PROBLEM: Reproduce every row below verbatim, leaving out the pictures.

GIVEN DATA:
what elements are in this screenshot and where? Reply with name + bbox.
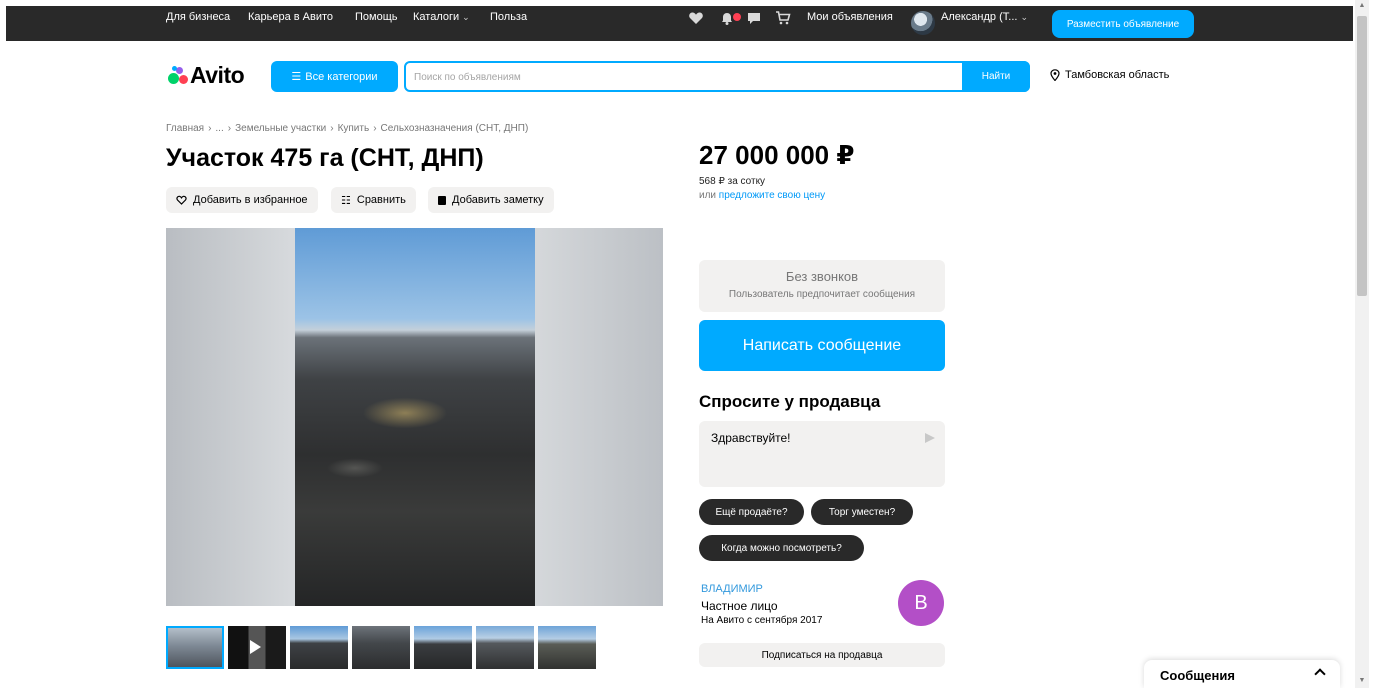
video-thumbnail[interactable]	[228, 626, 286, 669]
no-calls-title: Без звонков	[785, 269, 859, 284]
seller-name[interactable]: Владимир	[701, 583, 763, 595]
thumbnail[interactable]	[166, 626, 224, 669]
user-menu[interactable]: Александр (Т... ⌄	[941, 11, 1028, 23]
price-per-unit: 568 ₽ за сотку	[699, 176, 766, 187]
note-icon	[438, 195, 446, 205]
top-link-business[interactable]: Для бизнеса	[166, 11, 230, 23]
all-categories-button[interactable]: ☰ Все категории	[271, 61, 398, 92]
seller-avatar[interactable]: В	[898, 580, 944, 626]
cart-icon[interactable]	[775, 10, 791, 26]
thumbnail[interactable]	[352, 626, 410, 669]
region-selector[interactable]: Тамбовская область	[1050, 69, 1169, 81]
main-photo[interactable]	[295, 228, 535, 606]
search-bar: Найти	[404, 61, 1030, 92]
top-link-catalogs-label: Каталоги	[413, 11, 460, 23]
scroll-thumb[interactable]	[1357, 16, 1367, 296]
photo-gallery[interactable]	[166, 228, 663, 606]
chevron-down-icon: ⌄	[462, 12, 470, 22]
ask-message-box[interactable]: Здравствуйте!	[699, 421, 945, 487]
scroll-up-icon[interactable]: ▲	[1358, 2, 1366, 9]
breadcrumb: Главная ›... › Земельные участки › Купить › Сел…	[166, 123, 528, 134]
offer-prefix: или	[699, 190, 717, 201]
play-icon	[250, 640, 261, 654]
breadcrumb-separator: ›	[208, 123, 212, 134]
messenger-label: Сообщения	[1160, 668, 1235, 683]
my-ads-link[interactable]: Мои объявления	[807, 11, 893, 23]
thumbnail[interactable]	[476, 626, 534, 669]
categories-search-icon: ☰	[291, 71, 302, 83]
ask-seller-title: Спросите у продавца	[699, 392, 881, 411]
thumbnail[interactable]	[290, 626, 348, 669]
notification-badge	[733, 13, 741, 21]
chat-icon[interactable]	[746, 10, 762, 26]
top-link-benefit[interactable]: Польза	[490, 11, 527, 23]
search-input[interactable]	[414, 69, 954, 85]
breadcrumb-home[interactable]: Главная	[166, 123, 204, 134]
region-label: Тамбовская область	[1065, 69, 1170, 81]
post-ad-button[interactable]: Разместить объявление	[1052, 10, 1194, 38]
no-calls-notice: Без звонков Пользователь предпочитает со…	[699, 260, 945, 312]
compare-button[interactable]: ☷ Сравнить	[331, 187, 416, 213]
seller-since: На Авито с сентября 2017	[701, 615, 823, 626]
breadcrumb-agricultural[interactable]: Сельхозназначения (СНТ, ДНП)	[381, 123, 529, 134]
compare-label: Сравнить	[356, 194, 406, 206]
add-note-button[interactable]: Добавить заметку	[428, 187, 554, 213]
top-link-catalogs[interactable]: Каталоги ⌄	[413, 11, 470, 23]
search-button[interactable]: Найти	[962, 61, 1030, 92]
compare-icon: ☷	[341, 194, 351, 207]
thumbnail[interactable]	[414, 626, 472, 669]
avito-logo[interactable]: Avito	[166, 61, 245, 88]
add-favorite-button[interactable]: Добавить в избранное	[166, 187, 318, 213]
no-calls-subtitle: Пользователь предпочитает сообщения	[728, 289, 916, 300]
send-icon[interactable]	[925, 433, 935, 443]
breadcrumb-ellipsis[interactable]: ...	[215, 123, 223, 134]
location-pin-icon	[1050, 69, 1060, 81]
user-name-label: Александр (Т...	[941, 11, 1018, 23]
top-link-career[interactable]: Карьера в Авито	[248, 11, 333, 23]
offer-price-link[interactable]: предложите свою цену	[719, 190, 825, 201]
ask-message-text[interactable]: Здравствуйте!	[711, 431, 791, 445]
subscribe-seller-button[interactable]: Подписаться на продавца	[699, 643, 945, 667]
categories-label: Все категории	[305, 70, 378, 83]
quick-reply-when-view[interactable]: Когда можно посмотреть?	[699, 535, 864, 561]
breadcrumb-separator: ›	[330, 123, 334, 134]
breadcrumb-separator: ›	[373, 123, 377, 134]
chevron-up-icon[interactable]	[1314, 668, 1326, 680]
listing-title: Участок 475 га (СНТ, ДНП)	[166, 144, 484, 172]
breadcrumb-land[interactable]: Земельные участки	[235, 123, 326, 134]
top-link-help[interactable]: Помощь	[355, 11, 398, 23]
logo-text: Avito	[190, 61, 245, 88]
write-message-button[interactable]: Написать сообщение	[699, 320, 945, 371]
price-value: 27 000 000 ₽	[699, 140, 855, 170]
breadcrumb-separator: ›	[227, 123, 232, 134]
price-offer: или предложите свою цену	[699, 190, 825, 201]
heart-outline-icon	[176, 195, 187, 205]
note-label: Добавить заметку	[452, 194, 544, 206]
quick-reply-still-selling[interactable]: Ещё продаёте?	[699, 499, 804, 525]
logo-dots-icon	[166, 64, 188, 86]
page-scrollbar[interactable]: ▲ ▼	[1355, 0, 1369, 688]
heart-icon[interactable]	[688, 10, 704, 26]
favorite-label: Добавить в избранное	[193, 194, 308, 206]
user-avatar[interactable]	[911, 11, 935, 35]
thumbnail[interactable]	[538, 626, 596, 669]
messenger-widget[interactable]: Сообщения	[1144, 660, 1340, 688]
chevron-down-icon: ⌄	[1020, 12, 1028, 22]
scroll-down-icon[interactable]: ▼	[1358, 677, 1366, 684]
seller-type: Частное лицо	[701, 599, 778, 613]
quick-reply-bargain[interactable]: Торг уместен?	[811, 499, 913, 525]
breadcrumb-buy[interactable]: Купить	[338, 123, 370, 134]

THE RESPONSE:
what elements are in this screenshot and where? Reply with name + bbox.
video-thumbnail[interactable]	[228, 626, 286, 669]
no-calls-title: Без звонков	[785, 269, 859, 284]
seller-name[interactable]: Владимир	[701, 583, 763, 595]
thumbnail[interactable]	[166, 626, 224, 669]
user-menu[interactable]: Александр (Т... ⌄	[941, 11, 1028, 23]
price-per-unit: 568 ₽ за сотку	[699, 176, 766, 187]
note-icon	[438, 195, 446, 205]
top-link-business[interactable]: Для бизнеса	[166, 11, 230, 23]
all-categories-button[interactable]: ☰ Все категории	[271, 61, 398, 92]
seller-avatar[interactable]: В	[898, 580, 944, 626]
cart-icon[interactable]	[775, 10, 791, 26]
thumbnail[interactable]	[352, 626, 410, 669]
region-selector[interactable]: Тамбовская область	[1050, 69, 1169, 81]
main-photo[interactable]	[295, 228, 535, 606]
search-bar: Найти	[404, 61, 1030, 92]
top-link-catalogs-label: Каталоги	[413, 11, 460, 23]
scroll-thumb[interactable]	[1357, 16, 1367, 296]
photo-gallery[interactable]	[166, 228, 663, 606]
chevron-down-icon: ⌄	[462, 12, 470, 22]
ask-message-box[interactable]: Здравствуйте!	[699, 421, 945, 487]
scroll-up-icon[interactable]: ▲	[1358, 2, 1366, 9]
breadcrumb: Главная ›... › Земельные участки › Купить › Сел…	[166, 123, 528, 134]
offer-prefix: или	[699, 190, 717, 201]
play-icon	[250, 640, 261, 654]
breadcrumb-separator: ›	[208, 123, 212, 134]
messenger-label: Сообщения	[1160, 668, 1235, 683]
my-ads-link[interactable]: Мои объявления	[807, 11, 893, 23]
thumbnail[interactable]	[476, 626, 534, 669]
categories-search-icon: ☰	[291, 71, 302, 83]
ask-seller-title: Спросите у продавца	[699, 392, 881, 411]
thumbnail[interactable]	[290, 626, 348, 669]
notification-badge	[733, 13, 741, 21]
chat-icon[interactable]	[746, 10, 762, 26]
top-link-benefit[interactable]: Польза	[490, 11, 527, 23]
search-input[interactable]	[414, 69, 954, 85]
breadcrumb-home[interactable]: Главная	[166, 123, 204, 134]
region-label: Тамбовская область	[1065, 69, 1170, 81]
post-ad-button[interactable]: Разместить объявление	[1052, 10, 1194, 38]
no-calls-notice: Без звонков Пользователь предпочитает со…	[699, 260, 945, 312]
compare-button[interactable]: ☷ Сравнить	[331, 187, 416, 213]
seller-since: На Авито с сентября 2017	[701, 615, 823, 626]
breadcrumb-agricultural[interactable]: Сельхозназначения (СНТ, ДНП)	[381, 123, 529, 134]
compare-label: Сравнить	[356, 194, 406, 206]
add-note-button[interactable]: Добавить заметку	[428, 187, 554, 213]
top-link-catalogs[interactable]: Каталоги ⌄	[413, 11, 470, 23]
search-button[interactable]: Найти	[962, 61, 1030, 92]
compare-icon: ☷	[341, 194, 351, 207]
thumbnail[interactable]	[414, 626, 472, 669]
avito-logo[interactable]: Avito	[166, 61, 245, 88]
add-favorite-button[interactable]: Добавить в избранное	[166, 187, 318, 213]
no-calls-subtitle: Пользователь предпочитает сообщения	[728, 289, 916, 300]
send-icon[interactable]	[925, 433, 935, 443]
breadcrumb-ellipsis[interactable]: ...	[215, 123, 223, 134]
location-pin-icon	[1050, 69, 1060, 81]
user-name-label: Александр (Т...	[941, 11, 1018, 23]
top-link-career[interactable]: Карьера в Авито	[248, 11, 333, 23]
offer-price-link[interactable]: предложите свою цену	[719, 190, 825, 201]
ask-message-text[interactable]: Здравствуйте!	[711, 431, 791, 445]
subscribe-seller-button[interactable]: Подписаться на продавца	[699, 643, 945, 667]
categories-label: Все категории	[305, 70, 378, 83]
quick-reply-when-view[interactable]: Когда можно посмотреть?	[699, 535, 864, 561]
breadcrumb-separator: ›	[330, 123, 334, 134]
breadcrumb-separator: ›	[373, 123, 377, 134]
chevron-up-icon[interactable]	[1314, 668, 1326, 680]
listing-title: Участок 475 га (СНТ, ДНП)	[166, 144, 484, 172]
breadcrumb-land[interactable]: Земельные участки	[235, 123, 326, 134]
top-link-help[interactable]: Помощь	[355, 11, 398, 23]
logo-text: Avito	[190, 61, 245, 88]
write-message-button[interactable]: Написать сообщение	[699, 320, 945, 371]
price-value: 27 000 000 ₽	[699, 140, 855, 170]
breadcrumb-separator: ›	[227, 123, 232, 134]
price-offer: или предложите свою цену	[699, 190, 825, 201]
heart-outline-icon	[176, 195, 187, 205]
note-label: Добавить заметку	[452, 194, 544, 206]
quick-reply-still-selling[interactable]: Ещё продаёте?	[699, 499, 804, 525]
logo-dots-icon	[166, 64, 188, 86]
page-scrollbar[interactable]: ▲ ▼	[1355, 0, 1369, 688]
heart-icon[interactable]	[688, 10, 704, 26]
favorite-label: Добавить в избранное	[193, 194, 308, 206]
user-avatar[interactable]	[911, 11, 935, 35]
thumbnail[interactable]	[538, 626, 596, 669]
messenger-widget[interactable]: Сообщения	[1144, 660, 1340, 688]
chevron-down-icon: ⌄	[1020, 12, 1028, 22]
scroll-down-icon[interactable]: ▼	[1358, 677, 1366, 684]
seller-type: Частное лицо	[701, 599, 778, 613]
quick-reply-bargain[interactable]: Торг уместен?	[811, 499, 913, 525]
breadcrumb-buy[interactable]: Купить	[338, 123, 370, 134]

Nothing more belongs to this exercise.